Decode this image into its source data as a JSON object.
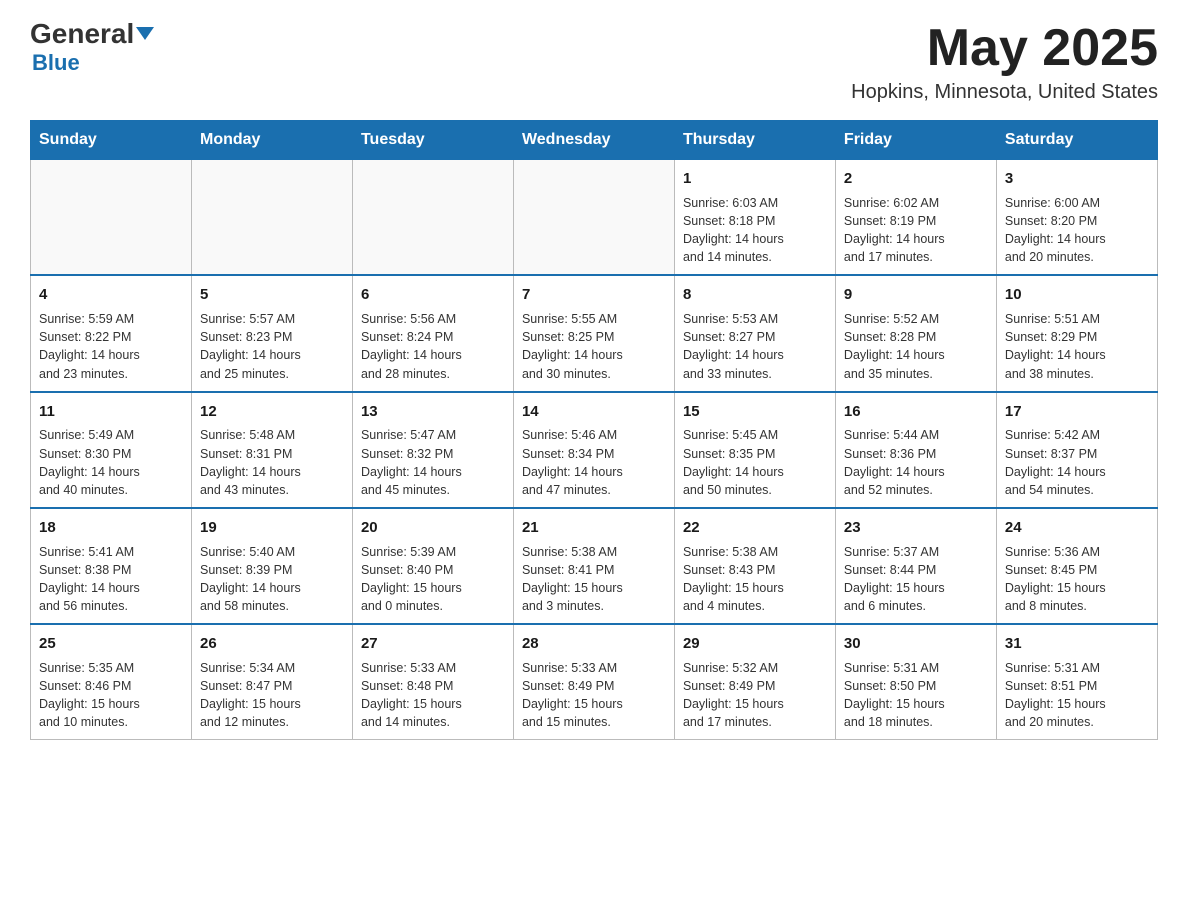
{
  "header": {
    "logo_general": "General",
    "logo_blue": "Blue",
    "month_year": "May 2025",
    "location": "Hopkins, Minnesota, United States"
  },
  "weekdays": [
    "Sunday",
    "Monday",
    "Tuesday",
    "Wednesday",
    "Thursday",
    "Friday",
    "Saturday"
  ],
  "rows": [
    [
      {
        "day": "",
        "info": ""
      },
      {
        "day": "",
        "info": ""
      },
      {
        "day": "",
        "info": ""
      },
      {
        "day": "",
        "info": ""
      },
      {
        "day": "1",
        "info": "Sunrise: 6:03 AM\nSunset: 8:18 PM\nDaylight: 14 hours\nand 14 minutes."
      },
      {
        "day": "2",
        "info": "Sunrise: 6:02 AM\nSunset: 8:19 PM\nDaylight: 14 hours\nand 17 minutes."
      },
      {
        "day": "3",
        "info": "Sunrise: 6:00 AM\nSunset: 8:20 PM\nDaylight: 14 hours\nand 20 minutes."
      }
    ],
    [
      {
        "day": "4",
        "info": "Sunrise: 5:59 AM\nSunset: 8:22 PM\nDaylight: 14 hours\nand 23 minutes."
      },
      {
        "day": "5",
        "info": "Sunrise: 5:57 AM\nSunset: 8:23 PM\nDaylight: 14 hours\nand 25 minutes."
      },
      {
        "day": "6",
        "info": "Sunrise: 5:56 AM\nSunset: 8:24 PM\nDaylight: 14 hours\nand 28 minutes."
      },
      {
        "day": "7",
        "info": "Sunrise: 5:55 AM\nSunset: 8:25 PM\nDaylight: 14 hours\nand 30 minutes."
      },
      {
        "day": "8",
        "info": "Sunrise: 5:53 AM\nSunset: 8:27 PM\nDaylight: 14 hours\nand 33 minutes."
      },
      {
        "day": "9",
        "info": "Sunrise: 5:52 AM\nSunset: 8:28 PM\nDaylight: 14 hours\nand 35 minutes."
      },
      {
        "day": "10",
        "info": "Sunrise: 5:51 AM\nSunset: 8:29 PM\nDaylight: 14 hours\nand 38 minutes."
      }
    ],
    [
      {
        "day": "11",
        "info": "Sunrise: 5:49 AM\nSunset: 8:30 PM\nDaylight: 14 hours\nand 40 minutes."
      },
      {
        "day": "12",
        "info": "Sunrise: 5:48 AM\nSunset: 8:31 PM\nDaylight: 14 hours\nand 43 minutes."
      },
      {
        "day": "13",
        "info": "Sunrise: 5:47 AM\nSunset: 8:32 PM\nDaylight: 14 hours\nand 45 minutes."
      },
      {
        "day": "14",
        "info": "Sunrise: 5:46 AM\nSunset: 8:34 PM\nDaylight: 14 hours\nand 47 minutes."
      },
      {
        "day": "15",
        "info": "Sunrise: 5:45 AM\nSunset: 8:35 PM\nDaylight: 14 hours\nand 50 minutes."
      },
      {
        "day": "16",
        "info": "Sunrise: 5:44 AM\nSunset: 8:36 PM\nDaylight: 14 hours\nand 52 minutes."
      },
      {
        "day": "17",
        "info": "Sunrise: 5:42 AM\nSunset: 8:37 PM\nDaylight: 14 hours\nand 54 minutes."
      }
    ],
    [
      {
        "day": "18",
        "info": "Sunrise: 5:41 AM\nSunset: 8:38 PM\nDaylight: 14 hours\nand 56 minutes."
      },
      {
        "day": "19",
        "info": "Sunrise: 5:40 AM\nSunset: 8:39 PM\nDaylight: 14 hours\nand 58 minutes."
      },
      {
        "day": "20",
        "info": "Sunrise: 5:39 AM\nSunset: 8:40 PM\nDaylight: 15 hours\nand 0 minutes."
      },
      {
        "day": "21",
        "info": "Sunrise: 5:38 AM\nSunset: 8:41 PM\nDaylight: 15 hours\nand 3 minutes."
      },
      {
        "day": "22",
        "info": "Sunrise: 5:38 AM\nSunset: 8:43 PM\nDaylight: 15 hours\nand 4 minutes."
      },
      {
        "day": "23",
        "info": "Sunrise: 5:37 AM\nSunset: 8:44 PM\nDaylight: 15 hours\nand 6 minutes."
      },
      {
        "day": "24",
        "info": "Sunrise: 5:36 AM\nSunset: 8:45 PM\nDaylight: 15 hours\nand 8 minutes."
      }
    ],
    [
      {
        "day": "25",
        "info": "Sunrise: 5:35 AM\nSunset: 8:46 PM\nDaylight: 15 hours\nand 10 minutes."
      },
      {
        "day": "26",
        "info": "Sunrise: 5:34 AM\nSunset: 8:47 PM\nDaylight: 15 hours\nand 12 minutes."
      },
      {
        "day": "27",
        "info": "Sunrise: 5:33 AM\nSunset: 8:48 PM\nDaylight: 15 hours\nand 14 minutes."
      },
      {
        "day": "28",
        "info": "Sunrise: 5:33 AM\nSunset: 8:49 PM\nDaylight: 15 hours\nand 15 minutes."
      },
      {
        "day": "29",
        "info": "Sunrise: 5:32 AM\nSunset: 8:49 PM\nDaylight: 15 hours\nand 17 minutes."
      },
      {
        "day": "30",
        "info": "Sunrise: 5:31 AM\nSunset: 8:50 PM\nDaylight: 15 hours\nand 18 minutes."
      },
      {
        "day": "31",
        "info": "Sunrise: 5:31 AM\nSunset: 8:51 PM\nDaylight: 15 hours\nand 20 minutes."
      }
    ]
  ]
}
******
→ **PROBLEM TO SOLVE**
Without the pictures, copy the material exactly as given.

→ **COMPLETED EXERCISE**
Decode this image into its source data as a JSON object.
{
  "header": {
    "logo_general": "General",
    "logo_blue": "Blue",
    "month_year": "May 2025",
    "location": "Hopkins, Minnesota, United States"
  },
  "weekdays": [
    "Sunday",
    "Monday",
    "Tuesday",
    "Wednesday",
    "Thursday",
    "Friday",
    "Saturday"
  ],
  "rows": [
    [
      {
        "day": "",
        "info": ""
      },
      {
        "day": "",
        "info": ""
      },
      {
        "day": "",
        "info": ""
      },
      {
        "day": "",
        "info": ""
      },
      {
        "day": "1",
        "info": "Sunrise: 6:03 AM\nSunset: 8:18 PM\nDaylight: 14 hours\nand 14 minutes."
      },
      {
        "day": "2",
        "info": "Sunrise: 6:02 AM\nSunset: 8:19 PM\nDaylight: 14 hours\nand 17 minutes."
      },
      {
        "day": "3",
        "info": "Sunrise: 6:00 AM\nSunset: 8:20 PM\nDaylight: 14 hours\nand 20 minutes."
      }
    ],
    [
      {
        "day": "4",
        "info": "Sunrise: 5:59 AM\nSunset: 8:22 PM\nDaylight: 14 hours\nand 23 minutes."
      },
      {
        "day": "5",
        "info": "Sunrise: 5:57 AM\nSunset: 8:23 PM\nDaylight: 14 hours\nand 25 minutes."
      },
      {
        "day": "6",
        "info": "Sunrise: 5:56 AM\nSunset: 8:24 PM\nDaylight: 14 hours\nand 28 minutes."
      },
      {
        "day": "7",
        "info": "Sunrise: 5:55 AM\nSunset: 8:25 PM\nDaylight: 14 hours\nand 30 minutes."
      },
      {
        "day": "8",
        "info": "Sunrise: 5:53 AM\nSunset: 8:27 PM\nDaylight: 14 hours\nand 33 minutes."
      },
      {
        "day": "9",
        "info": "Sunrise: 5:52 AM\nSunset: 8:28 PM\nDaylight: 14 hours\nand 35 minutes."
      },
      {
        "day": "10",
        "info": "Sunrise: 5:51 AM\nSunset: 8:29 PM\nDaylight: 14 hours\nand 38 minutes."
      }
    ],
    [
      {
        "day": "11",
        "info": "Sunrise: 5:49 AM\nSunset: 8:30 PM\nDaylight: 14 hours\nand 40 minutes."
      },
      {
        "day": "12",
        "info": "Sunrise: 5:48 AM\nSunset: 8:31 PM\nDaylight: 14 hours\nand 43 minutes."
      },
      {
        "day": "13",
        "info": "Sunrise: 5:47 AM\nSunset: 8:32 PM\nDaylight: 14 hours\nand 45 minutes."
      },
      {
        "day": "14",
        "info": "Sunrise: 5:46 AM\nSunset: 8:34 PM\nDaylight: 14 hours\nand 47 minutes."
      },
      {
        "day": "15",
        "info": "Sunrise: 5:45 AM\nSunset: 8:35 PM\nDaylight: 14 hours\nand 50 minutes."
      },
      {
        "day": "16",
        "info": "Sunrise: 5:44 AM\nSunset: 8:36 PM\nDaylight: 14 hours\nand 52 minutes."
      },
      {
        "day": "17",
        "info": "Sunrise: 5:42 AM\nSunset: 8:37 PM\nDaylight: 14 hours\nand 54 minutes."
      }
    ],
    [
      {
        "day": "18",
        "info": "Sunrise: 5:41 AM\nSunset: 8:38 PM\nDaylight: 14 hours\nand 56 minutes."
      },
      {
        "day": "19",
        "info": "Sunrise: 5:40 AM\nSunset: 8:39 PM\nDaylight: 14 hours\nand 58 minutes."
      },
      {
        "day": "20",
        "info": "Sunrise: 5:39 AM\nSunset: 8:40 PM\nDaylight: 15 hours\nand 0 minutes."
      },
      {
        "day": "21",
        "info": "Sunrise: 5:38 AM\nSunset: 8:41 PM\nDaylight: 15 hours\nand 3 minutes."
      },
      {
        "day": "22",
        "info": "Sunrise: 5:38 AM\nSunset: 8:43 PM\nDaylight: 15 hours\nand 4 minutes."
      },
      {
        "day": "23",
        "info": "Sunrise: 5:37 AM\nSunset: 8:44 PM\nDaylight: 15 hours\nand 6 minutes."
      },
      {
        "day": "24",
        "info": "Sunrise: 5:36 AM\nSunset: 8:45 PM\nDaylight: 15 hours\nand 8 minutes."
      }
    ],
    [
      {
        "day": "25",
        "info": "Sunrise: 5:35 AM\nSunset: 8:46 PM\nDaylight: 15 hours\nand 10 minutes."
      },
      {
        "day": "26",
        "info": "Sunrise: 5:34 AM\nSunset: 8:47 PM\nDaylight: 15 hours\nand 12 minutes."
      },
      {
        "day": "27",
        "info": "Sunrise: 5:33 AM\nSunset: 8:48 PM\nDaylight: 15 hours\nand 14 minutes."
      },
      {
        "day": "28",
        "info": "Sunrise: 5:33 AM\nSunset: 8:49 PM\nDaylight: 15 hours\nand 15 minutes."
      },
      {
        "day": "29",
        "info": "Sunrise: 5:32 AM\nSunset: 8:49 PM\nDaylight: 15 hours\nand 17 minutes."
      },
      {
        "day": "30",
        "info": "Sunrise: 5:31 AM\nSunset: 8:50 PM\nDaylight: 15 hours\nand 18 minutes."
      },
      {
        "day": "31",
        "info": "Sunrise: 5:31 AM\nSunset: 8:51 PM\nDaylight: 15 hours\nand 20 minutes."
      }
    ]
  ]
}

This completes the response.